[Stored entries]
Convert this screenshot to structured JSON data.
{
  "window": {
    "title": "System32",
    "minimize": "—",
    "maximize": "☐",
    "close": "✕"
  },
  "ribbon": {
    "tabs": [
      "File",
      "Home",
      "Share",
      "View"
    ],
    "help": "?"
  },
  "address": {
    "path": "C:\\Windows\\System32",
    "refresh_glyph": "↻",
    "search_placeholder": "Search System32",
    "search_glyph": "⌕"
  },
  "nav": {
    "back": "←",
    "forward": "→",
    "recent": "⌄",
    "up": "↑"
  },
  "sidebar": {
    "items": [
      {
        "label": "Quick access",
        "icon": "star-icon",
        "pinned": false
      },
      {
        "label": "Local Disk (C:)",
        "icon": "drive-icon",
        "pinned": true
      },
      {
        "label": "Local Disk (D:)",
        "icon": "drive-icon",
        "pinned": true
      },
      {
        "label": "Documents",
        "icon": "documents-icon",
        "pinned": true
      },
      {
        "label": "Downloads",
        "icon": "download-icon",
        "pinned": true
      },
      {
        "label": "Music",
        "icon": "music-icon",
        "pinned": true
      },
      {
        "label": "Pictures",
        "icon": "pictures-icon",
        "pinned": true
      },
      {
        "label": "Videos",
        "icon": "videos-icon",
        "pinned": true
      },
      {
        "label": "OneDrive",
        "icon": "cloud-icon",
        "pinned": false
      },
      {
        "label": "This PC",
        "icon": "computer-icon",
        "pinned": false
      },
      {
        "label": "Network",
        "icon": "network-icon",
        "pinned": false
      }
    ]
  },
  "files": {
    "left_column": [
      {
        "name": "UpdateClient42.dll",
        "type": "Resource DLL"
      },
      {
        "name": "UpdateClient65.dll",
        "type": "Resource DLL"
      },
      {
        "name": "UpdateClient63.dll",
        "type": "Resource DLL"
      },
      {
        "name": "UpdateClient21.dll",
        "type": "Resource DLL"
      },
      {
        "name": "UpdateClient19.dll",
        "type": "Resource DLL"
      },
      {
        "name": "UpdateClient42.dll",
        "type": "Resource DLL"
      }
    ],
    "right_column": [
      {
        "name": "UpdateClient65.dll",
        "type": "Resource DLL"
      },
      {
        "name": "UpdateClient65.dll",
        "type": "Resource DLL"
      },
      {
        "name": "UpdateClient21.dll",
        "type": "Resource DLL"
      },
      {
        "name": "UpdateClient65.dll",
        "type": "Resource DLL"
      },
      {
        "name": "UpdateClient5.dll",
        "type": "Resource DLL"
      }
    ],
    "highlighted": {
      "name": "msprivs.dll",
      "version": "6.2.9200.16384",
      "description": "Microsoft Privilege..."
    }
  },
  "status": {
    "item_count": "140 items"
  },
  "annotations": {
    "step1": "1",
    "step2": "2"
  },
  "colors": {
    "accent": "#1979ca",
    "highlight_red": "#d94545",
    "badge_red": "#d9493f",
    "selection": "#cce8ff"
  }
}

What is needed — Would you reproduce all the entries exactly?

Solution to this problem —
Convert this screenshot to structured JSON data.
{
  "window": {
    "title": "System32",
    "minimize": "—",
    "maximize": "☐",
    "close": "✕"
  },
  "ribbon": {
    "tabs": [
      "File",
      "Home",
      "Share",
      "View"
    ],
    "help": "?"
  },
  "address": {
    "path": "C:\\Windows\\System32",
    "refresh_glyph": "↻",
    "search_placeholder": "Search System32",
    "search_glyph": "⌕"
  },
  "nav": {
    "back": "←",
    "forward": "→",
    "recent": "⌄",
    "up": "↑"
  },
  "sidebar": {
    "items": [
      {
        "label": "Quick access",
        "icon": "star-icon",
        "pinned": false
      },
      {
        "label": "Local Disk (C:)",
        "icon": "drive-icon",
        "pinned": true
      },
      {
        "label": "Local Disk (D:)",
        "icon": "drive-icon",
        "pinned": true
      },
      {
        "label": "Documents",
        "icon": "documents-icon",
        "pinned": true
      },
      {
        "label": "Downloads",
        "icon": "download-icon",
        "pinned": true
      },
      {
        "label": "Music",
        "icon": "music-icon",
        "pinned": true
      },
      {
        "label": "Pictures",
        "icon": "pictures-icon",
        "pinned": true
      },
      {
        "label": "Videos",
        "icon": "videos-icon",
        "pinned": true
      },
      {
        "label": "OneDrive",
        "icon": "cloud-icon",
        "pinned": false
      },
      {
        "label": "This PC",
        "icon": "computer-icon",
        "pinned": false
      },
      {
        "label": "Network",
        "icon": "network-icon",
        "pinned": false
      }
    ]
  },
  "files": {
    "left_column": [
      {
        "name": "UpdateClient42.dll",
        "type": "Resource DLL"
      },
      {
        "name": "UpdateClient65.dll",
        "type": "Resource DLL"
      },
      {
        "name": "UpdateClient63.dll",
        "type": "Resource DLL"
      },
      {
        "name": "UpdateClient21.dll",
        "type": "Resource DLL"
      },
      {
        "name": "UpdateClient19.dll",
        "type": "Resource DLL"
      },
      {
        "name": "UpdateClient42.dll",
        "type": "Resource DLL"
      }
    ],
    "right_column": [
      {
        "name": "UpdateClient65.dll",
        "type": "Resource DLL"
      },
      {
        "name": "UpdateClient65.dll",
        "type": "Resource DLL"
      },
      {
        "name": "UpdateClient21.dll",
        "type": "Resource DLL"
      },
      {
        "name": "UpdateClient65.dll",
        "type": "Resource DLL"
      },
      {
        "name": "UpdateClient5.dll",
        "type": "Resource DLL"
      }
    ],
    "highlighted": {
      "name": "msprivs.dll",
      "version": "6.2.9200.16384",
      "description": "Microsoft Privilege..."
    }
  },
  "status": {
    "item_count": "140 items"
  },
  "annotations": {
    "step1": "1",
    "step2": "2"
  },
  "colors": {
    "accent": "#1979ca",
    "highlight_red": "#d94545",
    "badge_red": "#d9493f",
    "selection": "#cce8ff"
  }
}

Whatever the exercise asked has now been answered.